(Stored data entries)
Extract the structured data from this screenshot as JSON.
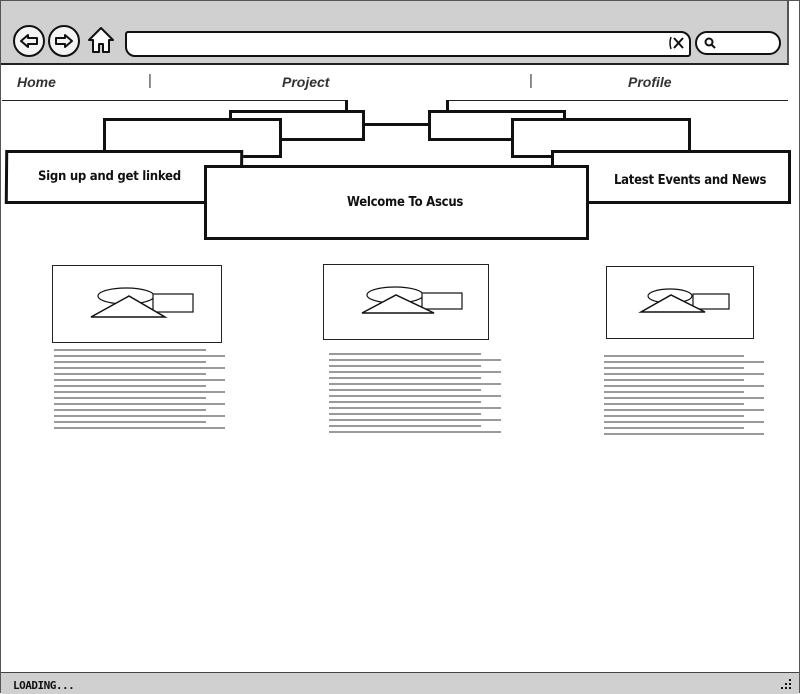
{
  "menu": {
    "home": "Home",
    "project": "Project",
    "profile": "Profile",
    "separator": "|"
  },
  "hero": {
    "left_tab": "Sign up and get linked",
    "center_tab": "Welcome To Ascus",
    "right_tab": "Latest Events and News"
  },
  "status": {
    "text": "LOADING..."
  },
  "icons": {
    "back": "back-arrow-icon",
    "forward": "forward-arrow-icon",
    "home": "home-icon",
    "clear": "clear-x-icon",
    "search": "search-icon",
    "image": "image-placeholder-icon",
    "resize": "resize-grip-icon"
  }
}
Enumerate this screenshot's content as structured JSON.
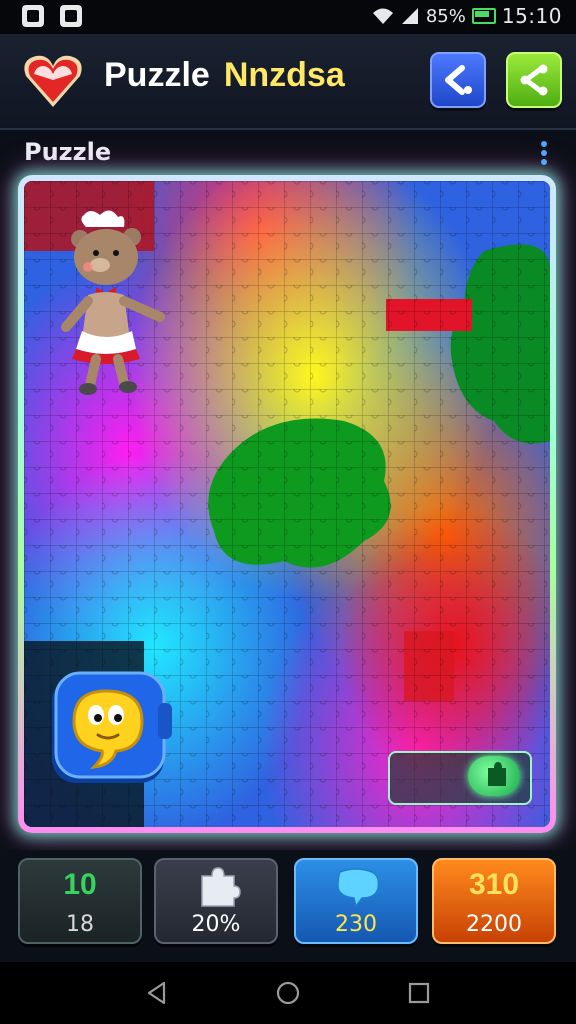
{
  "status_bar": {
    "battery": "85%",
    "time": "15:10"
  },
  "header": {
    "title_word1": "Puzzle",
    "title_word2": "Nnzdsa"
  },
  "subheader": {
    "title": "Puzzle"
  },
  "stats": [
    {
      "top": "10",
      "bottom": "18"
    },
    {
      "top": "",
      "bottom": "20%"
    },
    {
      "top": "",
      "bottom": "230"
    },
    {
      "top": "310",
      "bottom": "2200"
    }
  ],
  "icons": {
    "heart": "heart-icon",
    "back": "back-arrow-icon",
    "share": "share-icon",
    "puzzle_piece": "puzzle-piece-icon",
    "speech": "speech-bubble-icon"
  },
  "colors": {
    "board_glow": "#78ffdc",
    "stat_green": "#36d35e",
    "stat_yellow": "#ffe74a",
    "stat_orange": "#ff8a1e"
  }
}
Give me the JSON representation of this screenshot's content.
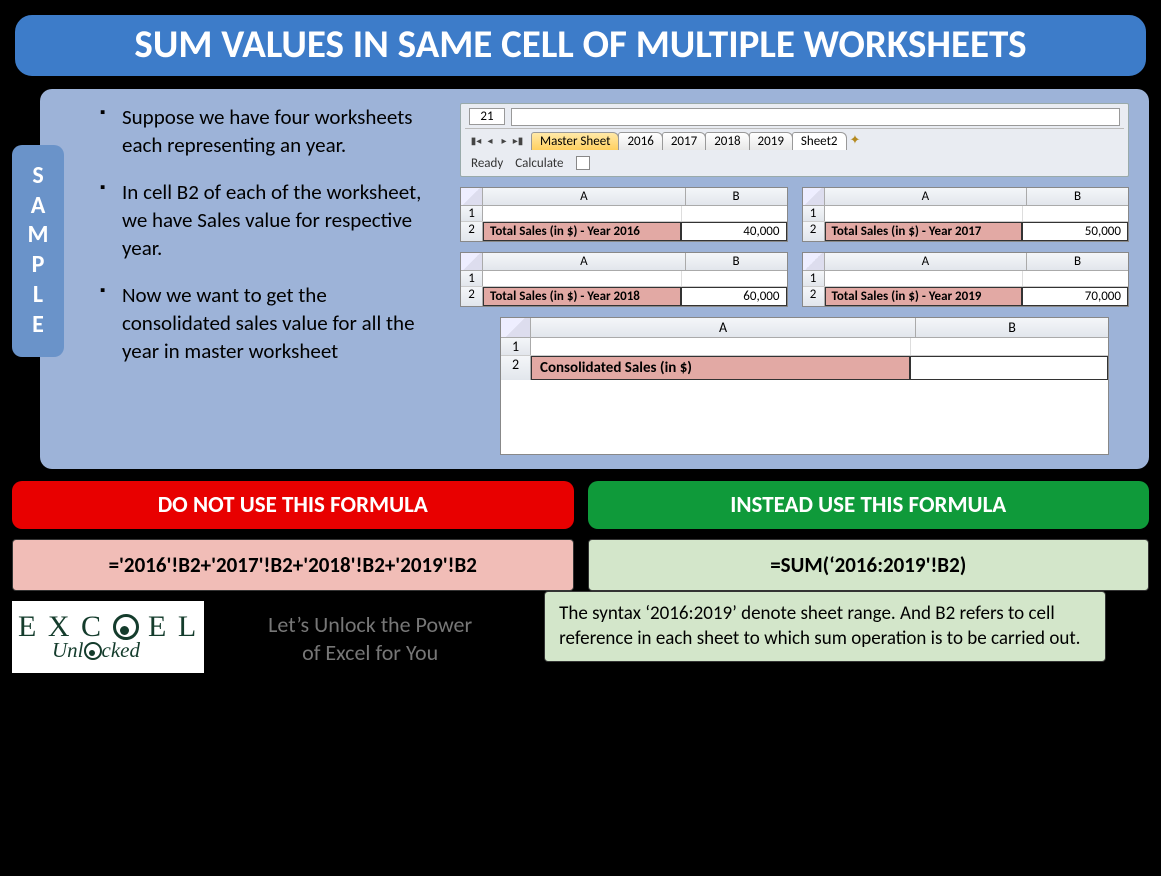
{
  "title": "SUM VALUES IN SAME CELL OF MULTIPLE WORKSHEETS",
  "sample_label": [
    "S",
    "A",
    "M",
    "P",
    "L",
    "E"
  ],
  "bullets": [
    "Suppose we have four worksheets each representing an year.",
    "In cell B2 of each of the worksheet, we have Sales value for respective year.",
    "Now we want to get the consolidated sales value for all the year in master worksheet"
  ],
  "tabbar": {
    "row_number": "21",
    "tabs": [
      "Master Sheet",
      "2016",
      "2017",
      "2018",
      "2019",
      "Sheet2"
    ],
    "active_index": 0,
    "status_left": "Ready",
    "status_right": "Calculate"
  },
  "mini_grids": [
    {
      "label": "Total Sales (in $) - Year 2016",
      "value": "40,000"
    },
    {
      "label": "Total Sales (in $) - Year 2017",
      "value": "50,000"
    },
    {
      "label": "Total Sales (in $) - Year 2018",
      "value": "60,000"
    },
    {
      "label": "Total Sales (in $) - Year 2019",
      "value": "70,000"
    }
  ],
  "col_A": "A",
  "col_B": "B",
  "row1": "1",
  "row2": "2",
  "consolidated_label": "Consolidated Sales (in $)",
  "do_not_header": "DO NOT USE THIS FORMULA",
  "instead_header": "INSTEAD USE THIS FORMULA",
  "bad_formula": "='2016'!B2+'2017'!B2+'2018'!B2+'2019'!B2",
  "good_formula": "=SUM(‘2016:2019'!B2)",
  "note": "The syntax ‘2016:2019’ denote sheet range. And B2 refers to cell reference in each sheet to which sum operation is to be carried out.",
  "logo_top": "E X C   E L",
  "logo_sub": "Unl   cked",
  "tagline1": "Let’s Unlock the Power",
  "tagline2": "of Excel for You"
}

_What the exercise asks_:
Quote exactly, and only, the lines from the one containing "Give me the" through the last line of the records above, both included; leave out any pictures.

_Full answer_:
Give me the JSON representation of this screenshot's content.
{
  "title": "SUM VALUES IN SAME CELL OF MULTIPLE WORKSHEETS",
  "sample_label": [
    "S",
    "A",
    "M",
    "P",
    "L",
    "E"
  ],
  "bullets": [
    "Suppose we have four worksheets each representing an year.",
    "In cell B2 of each of the worksheet, we have Sales value for respective year.",
    "Now we want to get the consolidated sales value for all the year in master worksheet"
  ],
  "tabbar": {
    "row_number": "21",
    "tabs": [
      "Master Sheet",
      "2016",
      "2017",
      "2018",
      "2019",
      "Sheet2"
    ],
    "active_index": 0,
    "status_left": "Ready",
    "status_right": "Calculate"
  },
  "mini_grids": [
    {
      "label": "Total Sales (in $) - Year 2016",
      "value": "40,000"
    },
    {
      "label": "Total Sales (in $) - Year 2017",
      "value": "50,000"
    },
    {
      "label": "Total Sales (in $) - Year 2018",
      "value": "60,000"
    },
    {
      "label": "Total Sales (in $) - Year 2019",
      "value": "70,000"
    }
  ],
  "col_A": "A",
  "col_B": "B",
  "row1": "1",
  "row2": "2",
  "consolidated_label": "Consolidated Sales (in $)",
  "do_not_header": "DO NOT USE THIS FORMULA",
  "instead_header": "INSTEAD USE THIS FORMULA",
  "bad_formula": "='2016'!B2+'2017'!B2+'2018'!B2+'2019'!B2",
  "good_formula": "=SUM(‘2016:2019'!B2)",
  "note": "The syntax ‘2016:2019’ denote sheet range. And B2 refers to cell reference in each sheet to which sum operation is to be carried out.",
  "logo_top": "E X C   E L",
  "logo_sub": "Unl   cked",
  "tagline1": "Let’s Unlock the Power",
  "tagline2": "of Excel for You"
}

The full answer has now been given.